■ **PROVIDED ENTRIES**:
>> Start
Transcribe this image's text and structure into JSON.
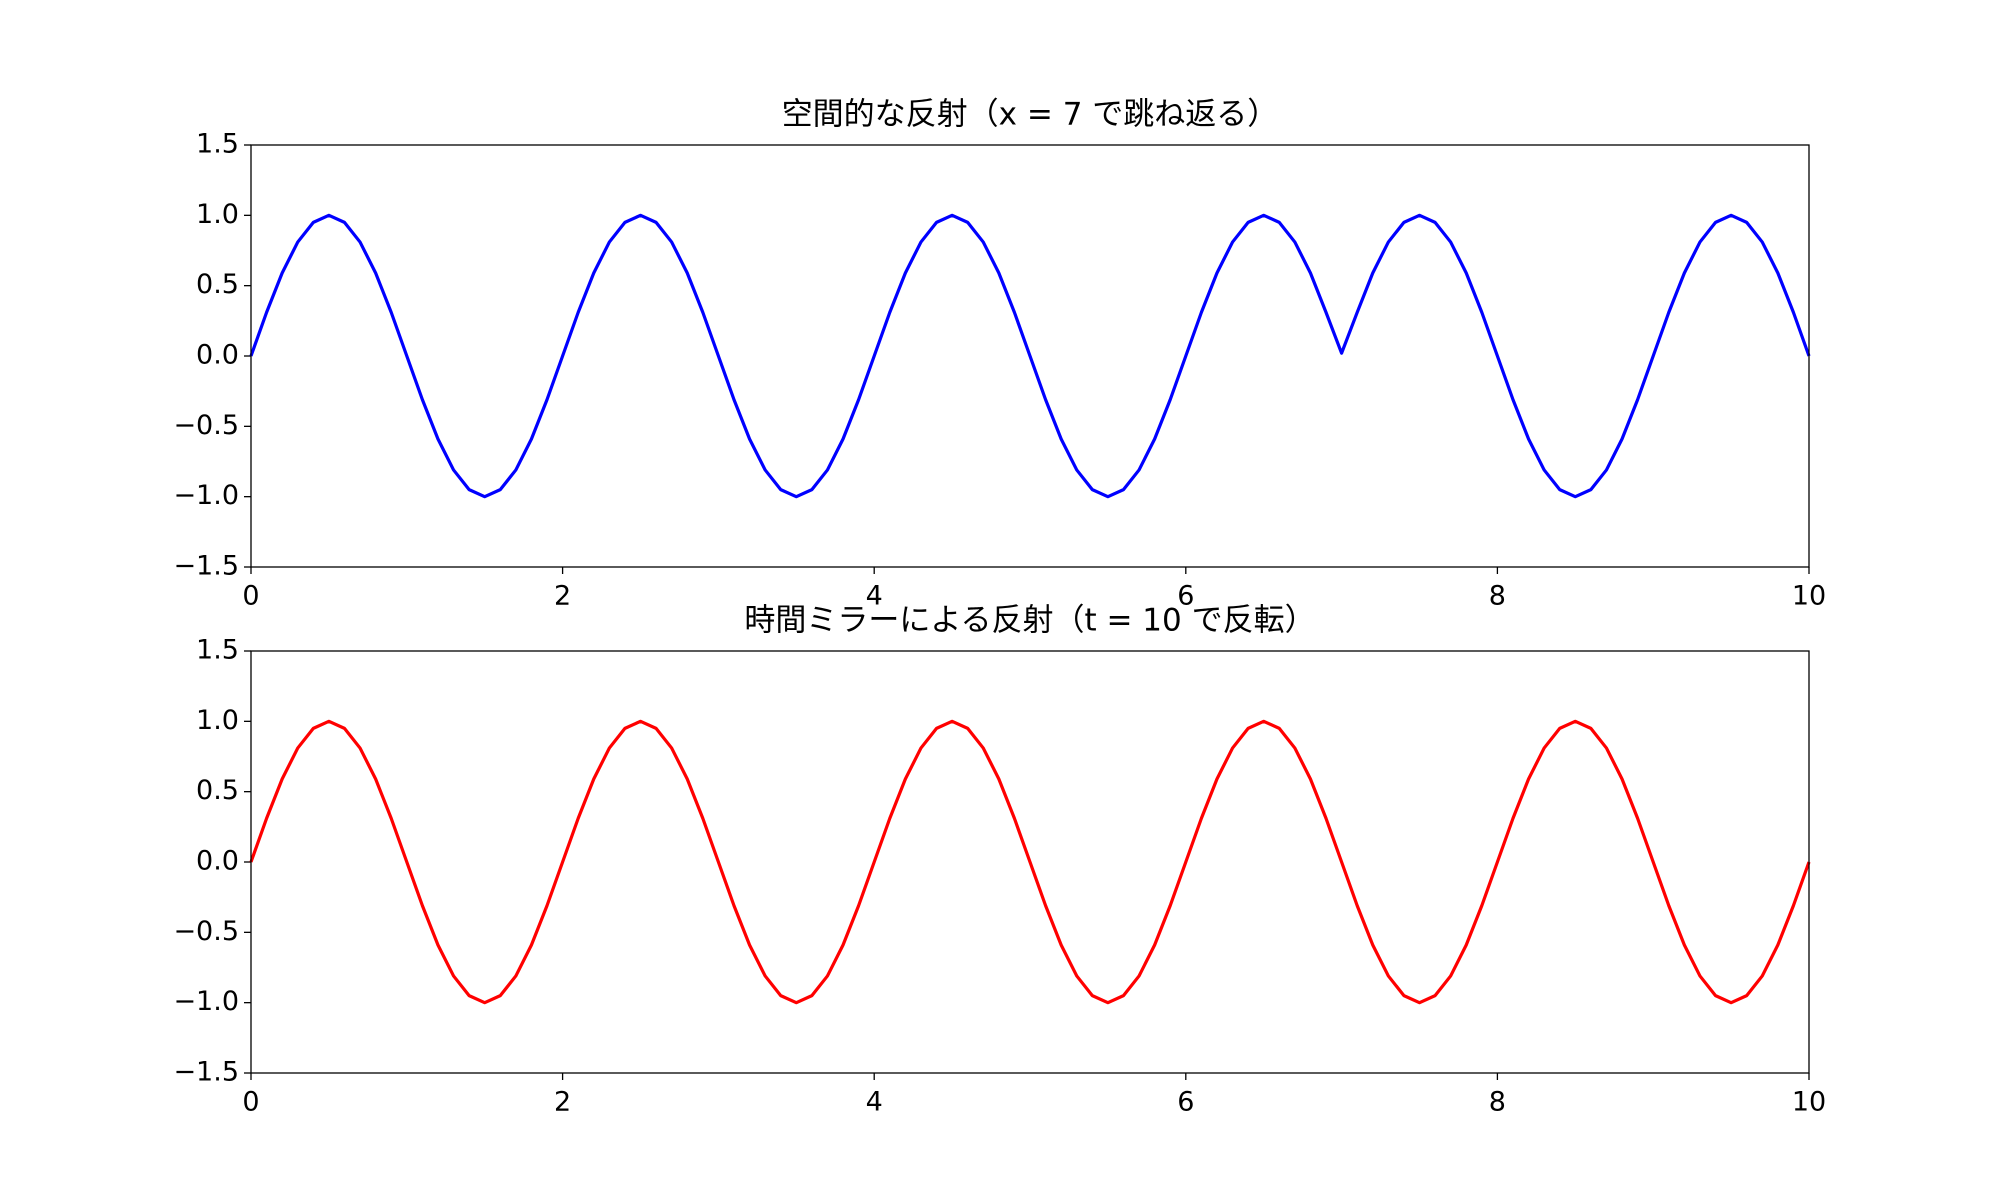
{
  "chart_data": [
    {
      "type": "line",
      "title": "空間的な反射（x = 7 で跳ね返る）",
      "x": [
        0,
        0.1,
        0.2,
        0.3,
        0.4,
        0.5,
        0.6,
        0.7,
        0.8,
        0.9,
        1,
        1.1,
        1.2,
        1.3,
        1.4,
        1.5,
        1.6,
        1.7,
        1.8,
        1.9,
        2,
        2.1,
        2.2,
        2.3,
        2.4,
        2.5,
        2.6,
        2.7,
        2.8,
        2.9,
        3,
        3.1,
        3.2,
        3.3,
        3.4,
        3.5,
        3.6,
        3.7,
        3.8,
        3.9,
        4,
        4.1,
        4.2,
        4.3,
        4.4,
        4.5,
        4.6,
        4.7,
        4.8,
        4.9,
        5,
        5.1,
        5.2,
        5.3,
        5.4,
        5.5,
        5.6,
        5.7,
        5.8,
        5.9,
        6,
        6.1,
        6.2,
        6.3,
        6.4,
        6.5,
        6.6,
        6.7,
        6.8,
        6.9,
        7,
        7.1,
        7.2,
        7.3,
        7.4,
        7.5,
        7.6,
        7.7,
        7.8,
        7.9,
        8,
        8.1,
        8.2,
        8.3,
        8.4,
        8.5,
        8.6,
        8.7,
        8.8,
        8.9,
        9,
        9.1,
        9.2,
        9.3,
        9.4,
        9.5,
        9.6,
        9.7,
        9.8,
        9.9,
        10
      ],
      "series": [
        {
          "color": "#0000ff",
          "values": [
            0,
            0.31,
            0.59,
            0.81,
            0.95,
            1,
            0.95,
            0.81,
            0.59,
            0.31,
            0,
            -0.31,
            -0.59,
            -0.81,
            -0.95,
            -1,
            -0.95,
            -0.81,
            -0.59,
            -0.31,
            0,
            0.31,
            0.59,
            0.81,
            0.95,
            1,
            0.95,
            0.81,
            0.59,
            0.31,
            0,
            -0.31,
            -0.59,
            -0.81,
            -0.95,
            -1,
            -0.95,
            -0.81,
            -0.59,
            -0.31,
            0,
            0.31,
            0.59,
            0.81,
            0.95,
            1,
            0.95,
            0.81,
            0.59,
            0.31,
            0,
            -0.31,
            -0.59,
            -0.81,
            -0.95,
            -1,
            -0.95,
            -0.81,
            -0.59,
            -0.31,
            0,
            0.31,
            0.59,
            0.81,
            0.95,
            1,
            0.95,
            0.81,
            0.59,
            0.31,
            0.02,
            0.31,
            0.59,
            0.81,
            0.95,
            1,
            0.95,
            0.81,
            0.59,
            0.31,
            0,
            -0.31,
            -0.59,
            -0.81,
            -0.95,
            -1,
            -0.95,
            -0.81,
            -0.59,
            -0.31,
            0,
            0.31,
            0.59,
            0.81,
            0.95,
            1,
            0.95,
            0.81,
            0.59,
            0.31,
            0
          ]
        }
      ],
      "xlim": [
        0,
        10
      ],
      "xticks": [
        0,
        2,
        4,
        6,
        8,
        10
      ],
      "ylim": [
        -1.5,
        1.5
      ],
      "yticks": [
        {
          "value": -1.5,
          "label": "−1.5"
        },
        {
          "value": -1,
          "label": "−1.0"
        },
        {
          "value": -0.5,
          "label": "−0.5"
        },
        {
          "value": 0,
          "label": "0.0"
        },
        {
          "value": 0.5,
          "label": "0.5"
        },
        {
          "value": 1,
          "label": "1.0"
        },
        {
          "value": 1.5,
          "label": "1.5"
        }
      ]
    },
    {
      "type": "line",
      "title": "時間ミラーによる反射（t = 10 で反転）",
      "x": [
        0,
        0.1,
        0.2,
        0.3,
        0.4,
        0.5,
        0.6,
        0.7,
        0.8,
        0.9,
        1,
        1.1,
        1.2,
        1.3,
        1.4,
        1.5,
        1.6,
        1.7,
        1.8,
        1.9,
        2,
        2.1,
        2.2,
        2.3,
        2.4,
        2.5,
        2.6,
        2.7,
        2.8,
        2.9,
        3,
        3.1,
        3.2,
        3.3,
        3.4,
        3.5,
        3.6,
        3.7,
        3.8,
        3.9,
        4,
        4.1,
        4.2,
        4.3,
        4.4,
        4.5,
        4.6,
        4.7,
        4.8,
        4.9,
        5,
        5.1,
        5.2,
        5.3,
        5.4,
        5.5,
        5.6,
        5.7,
        5.8,
        5.9,
        6,
        6.1,
        6.2,
        6.3,
        6.4,
        6.5,
        6.6,
        6.7,
        6.8,
        6.9,
        7,
        7.1,
        7.2,
        7.3,
        7.4,
        7.5,
        7.6,
        7.7,
        7.8,
        7.9,
        8,
        8.1,
        8.2,
        8.3,
        8.4,
        8.5,
        8.6,
        8.7,
        8.8,
        8.9,
        9,
        9.1,
        9.2,
        9.3,
        9.4,
        9.5,
        9.6,
        9.7,
        9.8,
        9.9,
        10
      ],
      "series": [
        {
          "color": "#ff0000",
          "values": [
            0,
            0.31,
            0.59,
            0.81,
            0.95,
            1,
            0.95,
            0.81,
            0.59,
            0.31,
            0,
            -0.31,
            -0.59,
            -0.81,
            -0.95,
            -1,
            -0.95,
            -0.81,
            -0.59,
            -0.31,
            0,
            0.31,
            0.59,
            0.81,
            0.95,
            1,
            0.95,
            0.81,
            0.59,
            0.31,
            0,
            -0.31,
            -0.59,
            -0.81,
            -0.95,
            -1,
            -0.95,
            -0.81,
            -0.59,
            -0.31,
            0,
            0.31,
            0.59,
            0.81,
            0.95,
            1,
            0.95,
            0.81,
            0.59,
            0.31,
            0,
            -0.31,
            -0.59,
            -0.81,
            -0.95,
            -1,
            -0.95,
            -0.81,
            -0.59,
            -0.31,
            0,
            0.31,
            0.59,
            0.81,
            0.95,
            1,
            0.95,
            0.81,
            0.59,
            0.31,
            0,
            -0.31,
            -0.59,
            -0.81,
            -0.95,
            -1,
            -0.95,
            -0.81,
            -0.59,
            -0.31,
            0,
            0.31,
            0.59,
            0.81,
            0.95,
            1,
            0.95,
            0.81,
            0.59,
            0.31,
            0,
            -0.31,
            -0.59,
            -0.81,
            -0.95,
            -1,
            -0.95,
            -0.81,
            -0.59,
            -0.31,
            0
          ]
        }
      ],
      "xlim": [
        0,
        10
      ],
      "xticks": [
        0,
        2,
        4,
        6,
        8,
        10
      ],
      "ylim": [
        -1.5,
        1.5
      ],
      "yticks": [
        {
          "value": -1.5,
          "label": "−1.5"
        },
        {
          "value": -1,
          "label": "−1.0"
        },
        {
          "value": -0.5,
          "label": "−0.5"
        },
        {
          "value": 0,
          "label": "0.0"
        },
        {
          "value": 0.5,
          "label": "0.5"
        },
        {
          "value": 1,
          "label": "1.0"
        },
        {
          "value": 1.5,
          "label": "1.5"
        }
      ]
    }
  ]
}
>> End
■ **PROBLEM STATEMENT**: Repeat the lines above exactly, and keep every picture out.

■ **EXPECTED ANSWER**:
Transcribe this image's text and structure into JSON.
{
  "chart_data": [
    {
      "type": "line",
      "title": "空間的な反射（x = 7 で跳ね返る）",
      "x": [
        0,
        0.1,
        0.2,
        0.3,
        0.4,
        0.5,
        0.6,
        0.7,
        0.8,
        0.9,
        1,
        1.1,
        1.2,
        1.3,
        1.4,
        1.5,
        1.6,
        1.7,
        1.8,
        1.9,
        2,
        2.1,
        2.2,
        2.3,
        2.4,
        2.5,
        2.6,
        2.7,
        2.8,
        2.9,
        3,
        3.1,
        3.2,
        3.3,
        3.4,
        3.5,
        3.6,
        3.7,
        3.8,
        3.9,
        4,
        4.1,
        4.2,
        4.3,
        4.4,
        4.5,
        4.6,
        4.7,
        4.8,
        4.9,
        5,
        5.1,
        5.2,
        5.3,
        5.4,
        5.5,
        5.6,
        5.7,
        5.8,
        5.9,
        6,
        6.1,
        6.2,
        6.3,
        6.4,
        6.5,
        6.6,
        6.7,
        6.8,
        6.9,
        7,
        7.1,
        7.2,
        7.3,
        7.4,
        7.5,
        7.6,
        7.7,
        7.8,
        7.9,
        8,
        8.1,
        8.2,
        8.3,
        8.4,
        8.5,
        8.6,
        8.7,
        8.8,
        8.9,
        9,
        9.1,
        9.2,
        9.3,
        9.4,
        9.5,
        9.6,
        9.7,
        9.8,
        9.9,
        10
      ],
      "series": [
        {
          "color": "#0000ff",
          "values": [
            0,
            0.31,
            0.59,
            0.81,
            0.95,
            1,
            0.95,
            0.81,
            0.59,
            0.31,
            0,
            -0.31,
            -0.59,
            -0.81,
            -0.95,
            -1,
            -0.95,
            -0.81,
            -0.59,
            -0.31,
            0,
            0.31,
            0.59,
            0.81,
            0.95,
            1,
            0.95,
            0.81,
            0.59,
            0.31,
            0,
            -0.31,
            -0.59,
            -0.81,
            -0.95,
            -1,
            -0.95,
            -0.81,
            -0.59,
            -0.31,
            0,
            0.31,
            0.59,
            0.81,
            0.95,
            1,
            0.95,
            0.81,
            0.59,
            0.31,
            0,
            -0.31,
            -0.59,
            -0.81,
            -0.95,
            -1,
            -0.95,
            -0.81,
            -0.59,
            -0.31,
            0,
            0.31,
            0.59,
            0.81,
            0.95,
            1,
            0.95,
            0.81,
            0.59,
            0.31,
            0.02,
            0.31,
            0.59,
            0.81,
            0.95,
            1,
            0.95,
            0.81,
            0.59,
            0.31,
            0,
            -0.31,
            -0.59,
            -0.81,
            -0.95,
            -1,
            -0.95,
            -0.81,
            -0.59,
            -0.31,
            0,
            0.31,
            0.59,
            0.81,
            0.95,
            1,
            0.95,
            0.81,
            0.59,
            0.31,
            0
          ]
        }
      ],
      "xlim": [
        0,
        10
      ],
      "xticks": [
        0,
        2,
        4,
        6,
        8,
        10
      ],
      "ylim": [
        -1.5,
        1.5
      ],
      "yticks": [
        {
          "value": -1.5,
          "label": "−1.5"
        },
        {
          "value": -1,
          "label": "−1.0"
        },
        {
          "value": -0.5,
          "label": "−0.5"
        },
        {
          "value": 0,
          "label": "0.0"
        },
        {
          "value": 0.5,
          "label": "0.5"
        },
        {
          "value": 1,
          "label": "1.0"
        },
        {
          "value": 1.5,
          "label": "1.5"
        }
      ]
    },
    {
      "type": "line",
      "title": "時間ミラーによる反射（t = 10 で反転）",
      "x": [
        0,
        0.1,
        0.2,
        0.3,
        0.4,
        0.5,
        0.6,
        0.7,
        0.8,
        0.9,
        1,
        1.1,
        1.2,
        1.3,
        1.4,
        1.5,
        1.6,
        1.7,
        1.8,
        1.9,
        2,
        2.1,
        2.2,
        2.3,
        2.4,
        2.5,
        2.6,
        2.7,
        2.8,
        2.9,
        3,
        3.1,
        3.2,
        3.3,
        3.4,
        3.5,
        3.6,
        3.7,
        3.8,
        3.9,
        4,
        4.1,
        4.2,
        4.3,
        4.4,
        4.5,
        4.6,
        4.7,
        4.8,
        4.9,
        5,
        5.1,
        5.2,
        5.3,
        5.4,
        5.5,
        5.6,
        5.7,
        5.8,
        5.9,
        6,
        6.1,
        6.2,
        6.3,
        6.4,
        6.5,
        6.6,
        6.7,
        6.8,
        6.9,
        7,
        7.1,
        7.2,
        7.3,
        7.4,
        7.5,
        7.6,
        7.7,
        7.8,
        7.9,
        8,
        8.1,
        8.2,
        8.3,
        8.4,
        8.5,
        8.6,
        8.7,
        8.8,
        8.9,
        9,
        9.1,
        9.2,
        9.3,
        9.4,
        9.5,
        9.6,
        9.7,
        9.8,
        9.9,
        10
      ],
      "series": [
        {
          "color": "#ff0000",
          "values": [
            0,
            0.31,
            0.59,
            0.81,
            0.95,
            1,
            0.95,
            0.81,
            0.59,
            0.31,
            0,
            -0.31,
            -0.59,
            -0.81,
            -0.95,
            -1,
            -0.95,
            -0.81,
            -0.59,
            -0.31,
            0,
            0.31,
            0.59,
            0.81,
            0.95,
            1,
            0.95,
            0.81,
            0.59,
            0.31,
            0,
            -0.31,
            -0.59,
            -0.81,
            -0.95,
            -1,
            -0.95,
            -0.81,
            -0.59,
            -0.31,
            0,
            0.31,
            0.59,
            0.81,
            0.95,
            1,
            0.95,
            0.81,
            0.59,
            0.31,
            0,
            -0.31,
            -0.59,
            -0.81,
            -0.95,
            -1,
            -0.95,
            -0.81,
            -0.59,
            -0.31,
            0,
            0.31,
            0.59,
            0.81,
            0.95,
            1,
            0.95,
            0.81,
            0.59,
            0.31,
            0,
            -0.31,
            -0.59,
            -0.81,
            -0.95,
            -1,
            -0.95,
            -0.81,
            -0.59,
            -0.31,
            0,
            0.31,
            0.59,
            0.81,
            0.95,
            1,
            0.95,
            0.81,
            0.59,
            0.31,
            0,
            -0.31,
            -0.59,
            -0.81,
            -0.95,
            -1,
            -0.95,
            -0.81,
            -0.59,
            -0.31,
            0
          ]
        }
      ],
      "xlim": [
        0,
        10
      ],
      "xticks": [
        0,
        2,
        4,
        6,
        8,
        10
      ],
      "ylim": [
        -1.5,
        1.5
      ],
      "yticks": [
        {
          "value": -1.5,
          "label": "−1.5"
        },
        {
          "value": -1,
          "label": "−1.0"
        },
        {
          "value": -0.5,
          "label": "−0.5"
        },
        {
          "value": 0,
          "label": "0.0"
        },
        {
          "value": 0.5,
          "label": "0.5"
        },
        {
          "value": 1,
          "label": "1.0"
        },
        {
          "value": 1.5,
          "label": "1.5"
        }
      ]
    }
  ]
}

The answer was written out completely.